• **Required task**
Identify and reproduce every line holding the string "在孔子看来".

>> Begin Task input

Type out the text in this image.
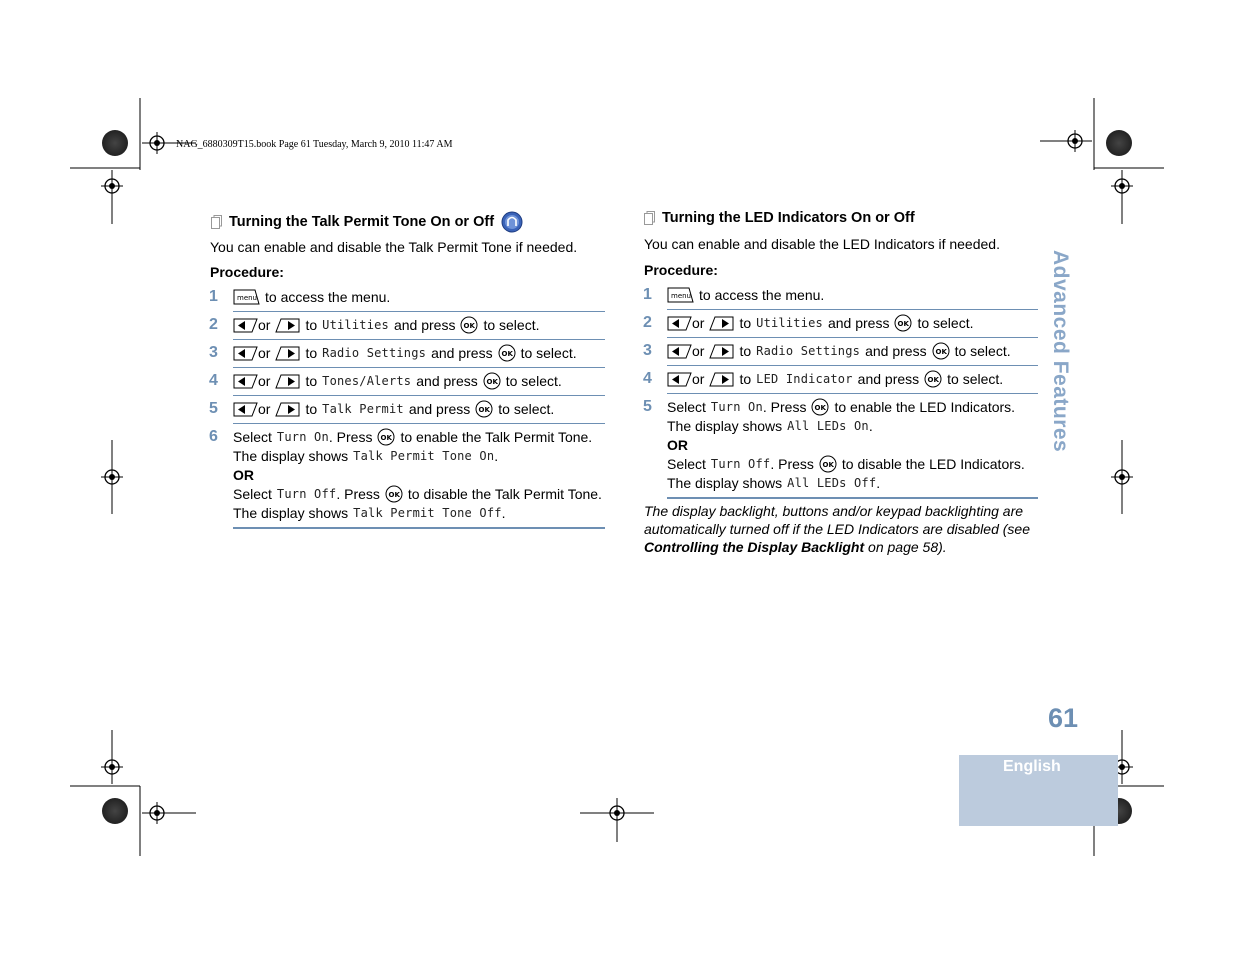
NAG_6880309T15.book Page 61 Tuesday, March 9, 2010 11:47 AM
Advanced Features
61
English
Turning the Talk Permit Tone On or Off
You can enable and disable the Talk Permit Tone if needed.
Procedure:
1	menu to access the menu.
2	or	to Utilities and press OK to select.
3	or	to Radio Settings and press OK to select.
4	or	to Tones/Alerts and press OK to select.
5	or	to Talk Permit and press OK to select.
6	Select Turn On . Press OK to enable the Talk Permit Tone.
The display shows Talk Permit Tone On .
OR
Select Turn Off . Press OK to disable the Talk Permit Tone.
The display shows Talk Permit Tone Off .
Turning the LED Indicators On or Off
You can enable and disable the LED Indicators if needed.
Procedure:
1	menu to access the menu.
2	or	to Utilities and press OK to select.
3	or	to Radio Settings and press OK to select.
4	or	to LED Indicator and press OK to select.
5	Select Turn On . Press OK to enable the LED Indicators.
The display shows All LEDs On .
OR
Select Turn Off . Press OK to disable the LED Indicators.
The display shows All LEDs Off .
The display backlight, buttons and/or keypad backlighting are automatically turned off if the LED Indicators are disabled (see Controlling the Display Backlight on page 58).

>> End Task input
>> Begin Task input

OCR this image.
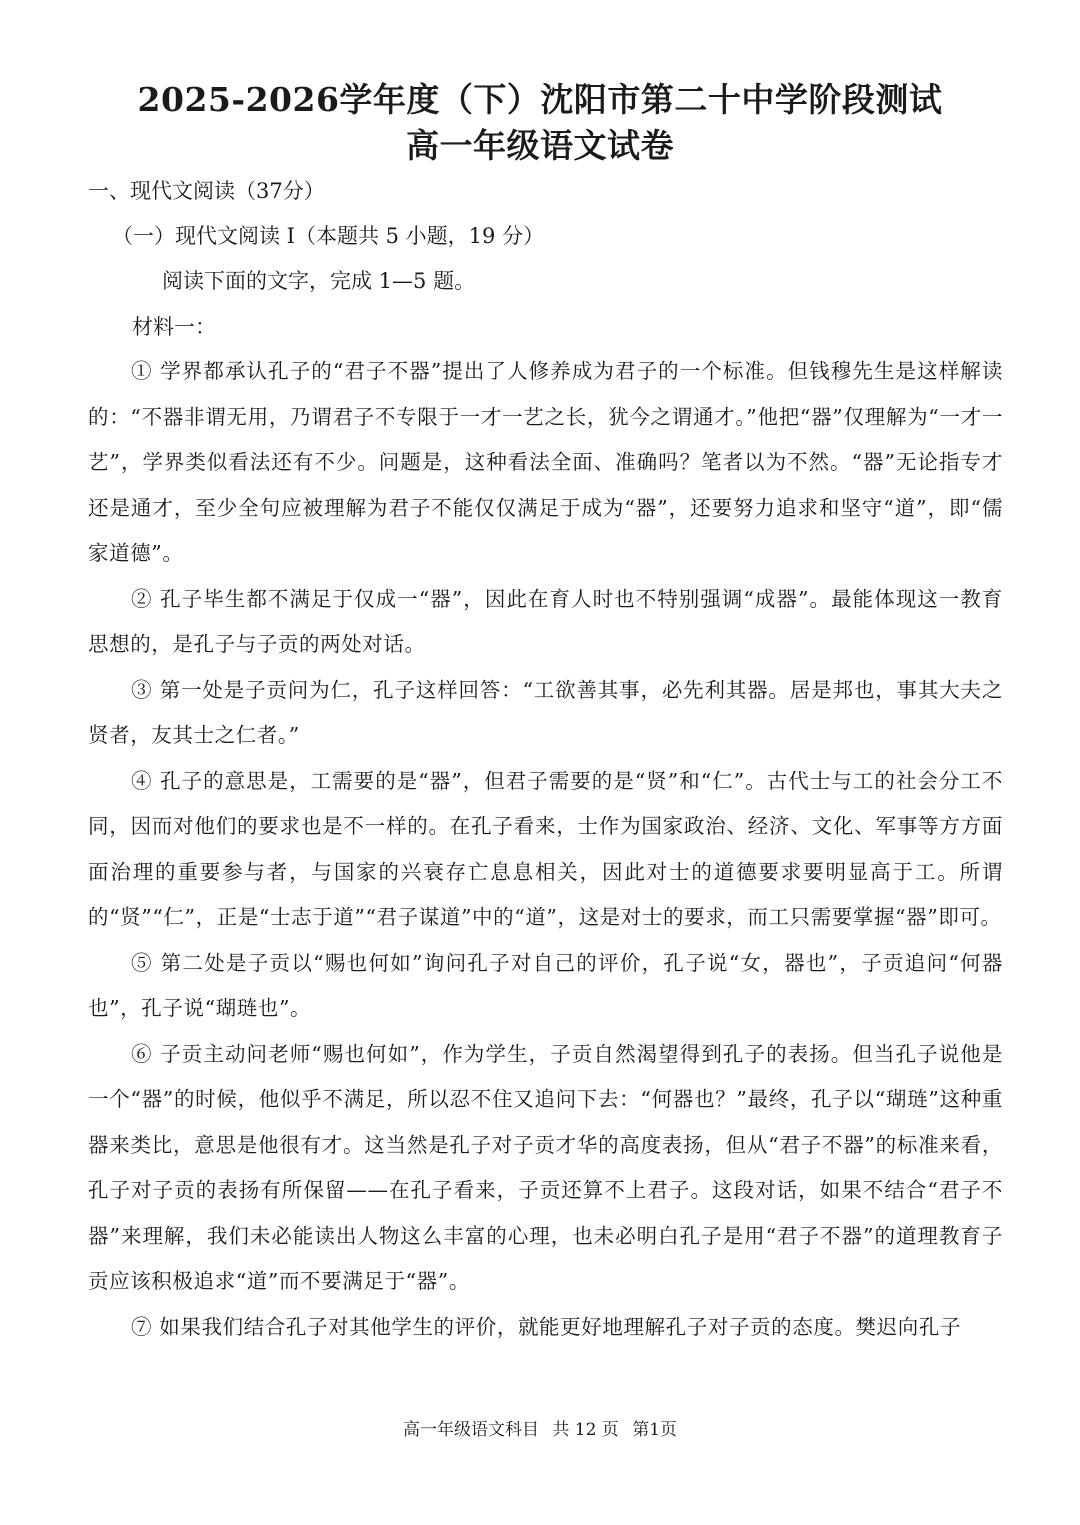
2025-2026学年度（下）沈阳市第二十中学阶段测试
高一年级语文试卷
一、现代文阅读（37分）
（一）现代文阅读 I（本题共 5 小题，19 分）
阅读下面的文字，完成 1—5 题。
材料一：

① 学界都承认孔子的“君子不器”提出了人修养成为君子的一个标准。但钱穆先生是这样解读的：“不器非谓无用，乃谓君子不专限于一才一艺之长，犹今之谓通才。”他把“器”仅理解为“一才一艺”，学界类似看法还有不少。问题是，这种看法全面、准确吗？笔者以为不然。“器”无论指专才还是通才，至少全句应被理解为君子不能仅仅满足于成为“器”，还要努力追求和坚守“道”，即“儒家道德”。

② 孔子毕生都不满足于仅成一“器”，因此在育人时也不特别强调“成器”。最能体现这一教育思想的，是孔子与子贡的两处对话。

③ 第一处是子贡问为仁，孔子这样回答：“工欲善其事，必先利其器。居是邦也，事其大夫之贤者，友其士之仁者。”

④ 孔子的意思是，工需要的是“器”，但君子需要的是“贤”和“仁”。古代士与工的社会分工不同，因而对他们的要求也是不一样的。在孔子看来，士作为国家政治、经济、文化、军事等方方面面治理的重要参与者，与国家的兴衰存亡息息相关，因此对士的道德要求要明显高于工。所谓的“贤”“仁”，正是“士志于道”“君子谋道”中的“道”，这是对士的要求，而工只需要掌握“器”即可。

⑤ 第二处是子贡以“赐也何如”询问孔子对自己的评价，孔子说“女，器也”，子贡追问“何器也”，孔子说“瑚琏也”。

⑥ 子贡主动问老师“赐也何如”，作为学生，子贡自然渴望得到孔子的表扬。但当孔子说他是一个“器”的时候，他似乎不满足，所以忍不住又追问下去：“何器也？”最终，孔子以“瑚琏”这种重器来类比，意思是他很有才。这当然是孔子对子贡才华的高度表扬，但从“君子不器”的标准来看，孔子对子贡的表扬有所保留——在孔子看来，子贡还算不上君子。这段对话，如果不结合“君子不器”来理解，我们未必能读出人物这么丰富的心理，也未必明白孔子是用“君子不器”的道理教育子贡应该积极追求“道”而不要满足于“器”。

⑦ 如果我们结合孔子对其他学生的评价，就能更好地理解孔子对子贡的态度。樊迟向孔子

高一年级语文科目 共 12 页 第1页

>> End Task input
>> Begin Task input

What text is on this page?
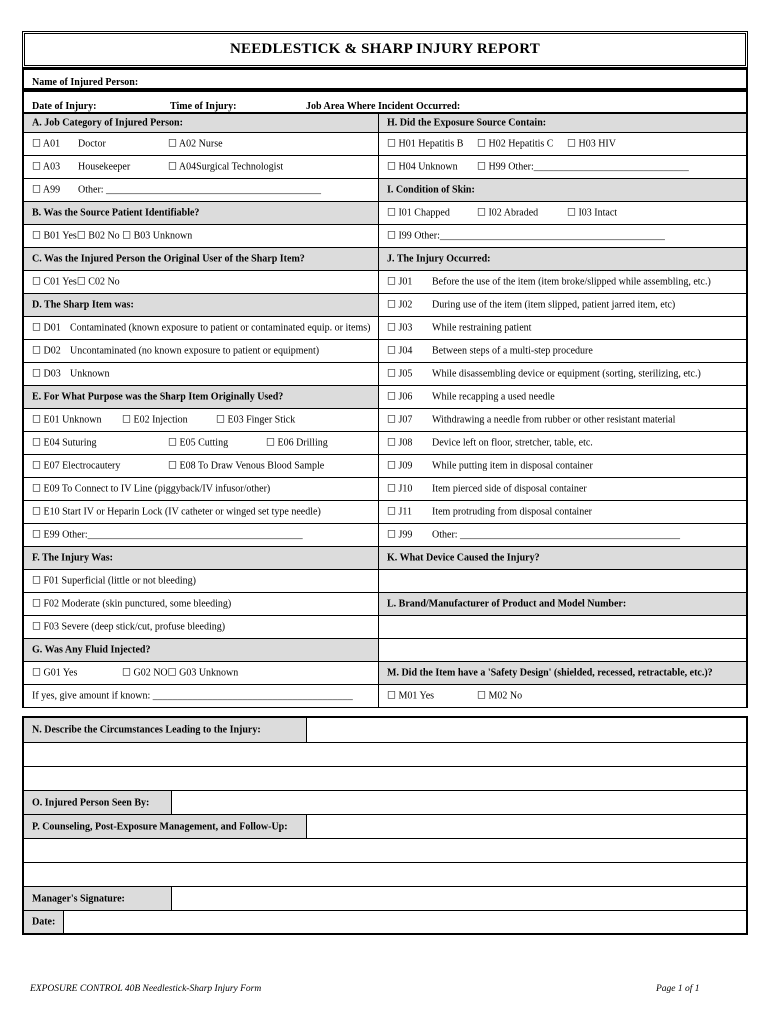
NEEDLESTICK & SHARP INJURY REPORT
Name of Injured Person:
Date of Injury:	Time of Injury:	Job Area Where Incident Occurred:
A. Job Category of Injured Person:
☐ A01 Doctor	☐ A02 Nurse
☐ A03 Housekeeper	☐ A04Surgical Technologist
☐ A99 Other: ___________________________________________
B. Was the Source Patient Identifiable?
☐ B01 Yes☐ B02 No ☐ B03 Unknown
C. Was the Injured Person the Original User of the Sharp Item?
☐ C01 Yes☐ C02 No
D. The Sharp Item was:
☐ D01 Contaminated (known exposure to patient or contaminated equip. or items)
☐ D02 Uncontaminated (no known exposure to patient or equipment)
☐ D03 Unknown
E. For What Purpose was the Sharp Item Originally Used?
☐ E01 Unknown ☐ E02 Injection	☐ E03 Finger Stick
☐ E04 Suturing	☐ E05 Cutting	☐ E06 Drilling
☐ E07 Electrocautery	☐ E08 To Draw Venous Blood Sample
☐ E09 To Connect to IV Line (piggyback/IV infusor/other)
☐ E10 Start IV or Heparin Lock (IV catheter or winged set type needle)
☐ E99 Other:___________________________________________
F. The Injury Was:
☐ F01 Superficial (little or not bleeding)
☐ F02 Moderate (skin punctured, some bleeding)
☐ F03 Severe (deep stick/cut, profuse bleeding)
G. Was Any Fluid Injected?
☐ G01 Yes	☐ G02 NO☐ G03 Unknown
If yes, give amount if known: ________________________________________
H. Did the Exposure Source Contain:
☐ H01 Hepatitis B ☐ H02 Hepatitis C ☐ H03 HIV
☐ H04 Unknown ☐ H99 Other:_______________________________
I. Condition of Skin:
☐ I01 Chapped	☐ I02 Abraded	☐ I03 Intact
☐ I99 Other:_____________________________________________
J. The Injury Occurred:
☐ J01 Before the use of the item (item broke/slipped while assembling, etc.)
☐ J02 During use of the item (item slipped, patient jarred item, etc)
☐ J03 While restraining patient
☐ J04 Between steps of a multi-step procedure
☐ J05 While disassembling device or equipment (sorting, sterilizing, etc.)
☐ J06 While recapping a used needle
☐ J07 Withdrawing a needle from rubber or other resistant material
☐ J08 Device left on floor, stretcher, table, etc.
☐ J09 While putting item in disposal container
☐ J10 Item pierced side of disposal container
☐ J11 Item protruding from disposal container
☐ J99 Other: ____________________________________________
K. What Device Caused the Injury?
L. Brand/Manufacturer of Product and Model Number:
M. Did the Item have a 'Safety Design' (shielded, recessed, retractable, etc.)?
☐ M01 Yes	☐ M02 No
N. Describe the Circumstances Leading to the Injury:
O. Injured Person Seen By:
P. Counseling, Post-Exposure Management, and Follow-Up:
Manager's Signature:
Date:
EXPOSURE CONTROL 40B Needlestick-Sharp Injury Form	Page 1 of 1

>> End Task input

• **Exercise solution**
④ 孔子的意思是，工需要的是“器”，但君子需要的是“贤”和“仁”。古代士与工的社会分工不同，因而对他们的要求也是不一样的。在孔子看来，士作为国家政治、经济、文化、军事等方方面面治理的重要参与者，与国家的兴衰存亡息息相关，因此对士的道德要求要明显高于工。所谓的“贤”“仁”，正是“士志于道”“君子谋道”中的“道”，这是对士的要求，而工只需要掌握“器”即可。
⑥ 子贡主动问老师“赐也何如”，作为学生，子贡自然渴望得到孔子的表扬。但当孔子说他是一个“器”的时候，他似乎不满足，所以忍不住又追问下去：“何器也？”最终，孔子以“瑚琏”这种重器来类比，意思是他很有才。这当然是孔子对子贡才华的高度表扬，但从“君子不器”的标准来看，孔子对子贡的表扬有所保留——在孔子看来，子贡还算不上君子。这段对话，如果不结合“君子不器”来理解，我们未必能读出人物这么丰富的心理，也未必明白孔子是用“君子不器”的道理教育子贡应该积极追求“道”而不要满足于“器”。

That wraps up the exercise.